Description of the task:
Check each line below for the word "alumnos", then please report how many lines have it and nothing more.

*** Data for this task ***

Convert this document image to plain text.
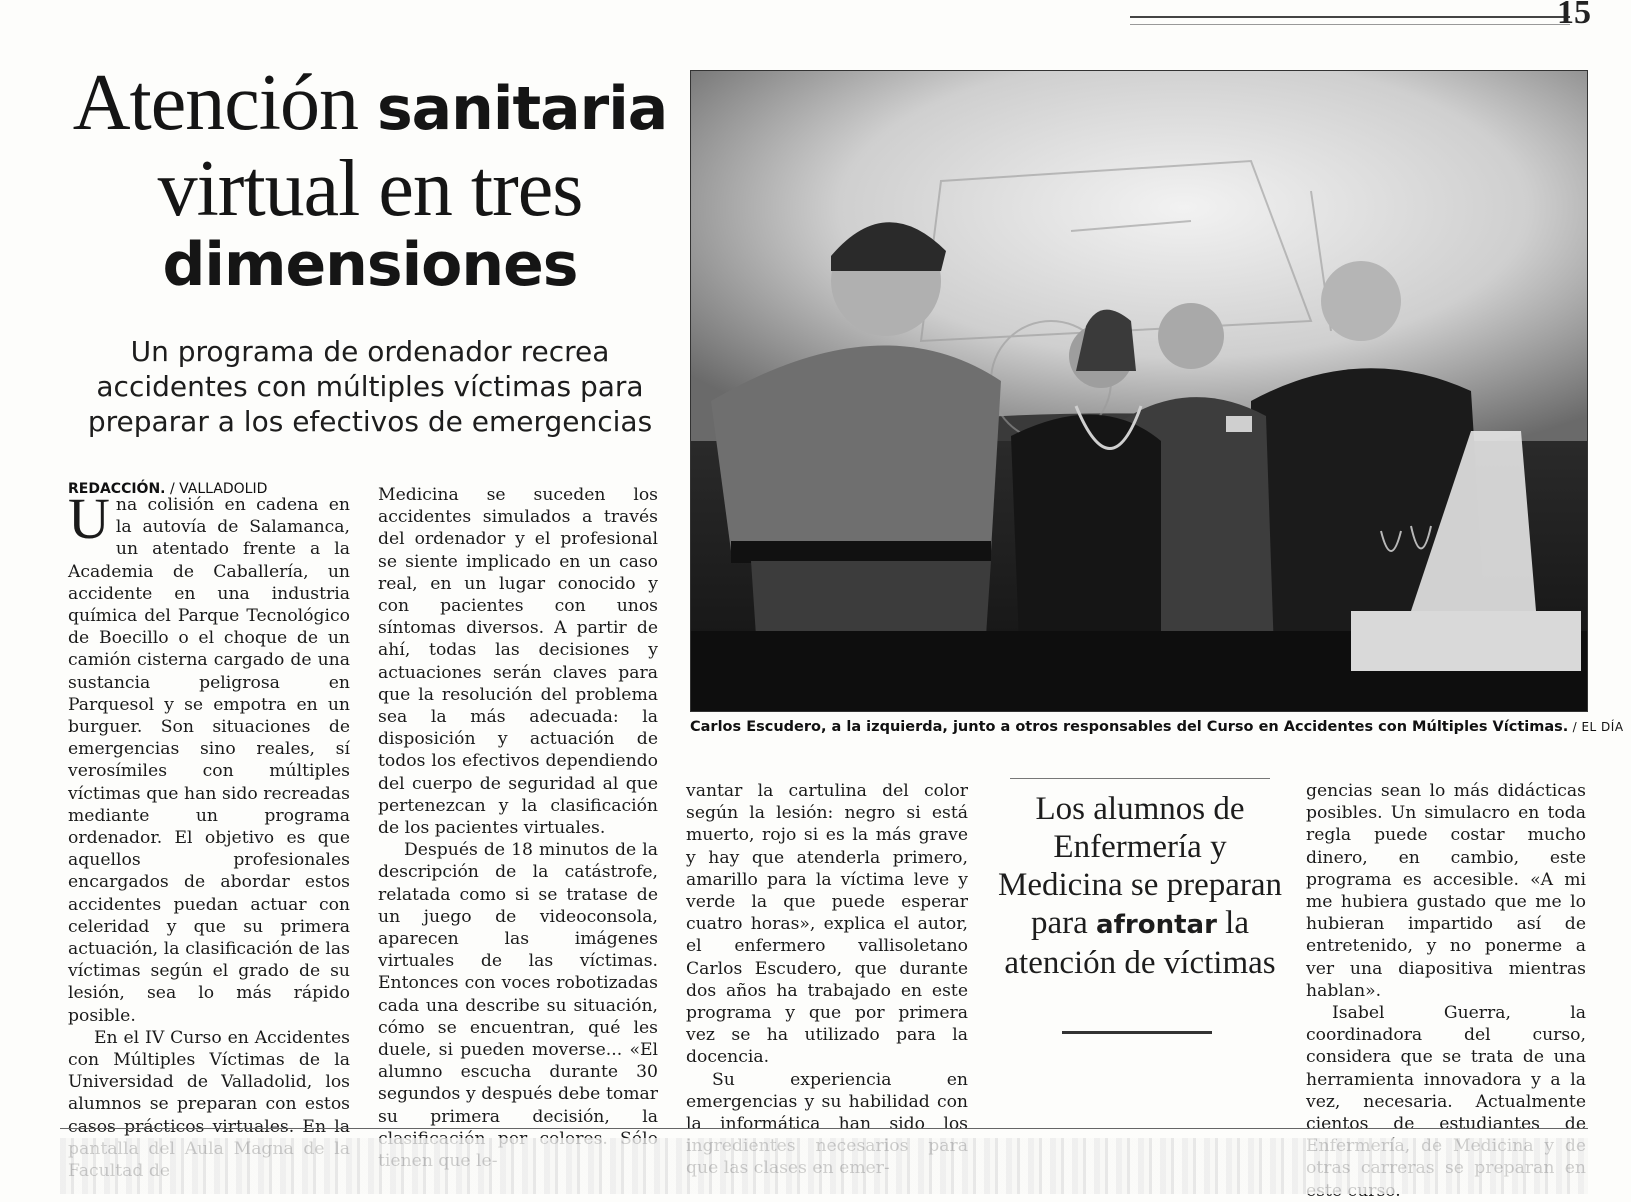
15
Atención sanitaria
virtual en tres
dimensiones
Un programa de ordenador recrea accidentes con múltiples víctimas para preparar a los efectivos de emergencias
Carlos Escudero, a la izquierda, junto a otros responsables del Curso en Accidentes con Múltiples Víctimas. / EL DÍA
REDACCIÓN. / VALLADOLID

Una colisión en cadena en la autovía de Salamanca, un atentado frente a la Academia de Caballería, un accidente en una industria química del Parque Tecnológico de Boecillo o el choque de un camión cisterna cargado de una sustancia peligrosa en Parquesol y se empotra en un burguer. Son situaciones de emergencias sino reales, sí verosímiles con múltiples víctimas que han sido recreadas mediante un programa ordenador. El objetivo es que aquellos profesionales encargados de abordar estos accidentes puedan actuar con celeridad y que su primera actuación, la clasificación de las víctimas según el grado de su lesión, sea lo más rápido posible.

En el IV Curso en Accidentes con Múltiples Víctimas de la Universidad de Valladolid, los alumnos se preparan con estos casos prácticos virtuales. En la

Medicina se suceden los accidentes simulados a través del ordenador y el profesional se siente implicado en un caso real, en un lugar conocido y con pacientes con unos síntomas diversos. A partir de ahí, todas las decisiones y actuaciones serán claves para que la resolución del problema sea la más adecuada: la disposición y actuación de todos los efectivos dependiendo del cuerpo de seguridad al que pertenezcan y la clasificación de los pacientes virtuales.

Después de 18 minutos de la descripción de la catástrofe, relatada como si se tratase de un juego de videoconsola, aparecen las imágenes virtuales de las víctimas. Entonces con voces robotizadas cada una describe su situación, cómo se encuentran, qué les duele, si pueden moverse... «El alumno escucha durante 30 segundos y después debe tomar su primera decisión, la

vantar la cartulina del color según la lesión: negro si está muerto, rojo si es la más grave y hay que atenderla primero, amarillo para la víctima leve y verde la que puede esperar cuatro horas», explica el autor, el enfermero vallisoletano Carlos Escudero, que durante dos años ha trabajado en este programa y que por primera vez se ha utilizado para la docencia.

Su experiencia en emergencias y su habilidad con la informática han sido los

Los alumnos de Enfermería y Medicina se preparan para afrontar la atención de víctimas

gencias sean lo más didácticas posibles. Un simulacro en toda regla puede costar mucho dinero, en cambio, este programa es accesible. «A mi me hubiera gustado que me lo hubieran impartido así de entretenido, y no ponerme a ver una diapositiva mientras hablan».

Isabel Guerra, la coordinadora del curso, considera que se trata de una herramienta innovadora y a la vez, necesaria. Actualmente cientos de estudiantes de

*** End of Data for this task ***

The answer:
2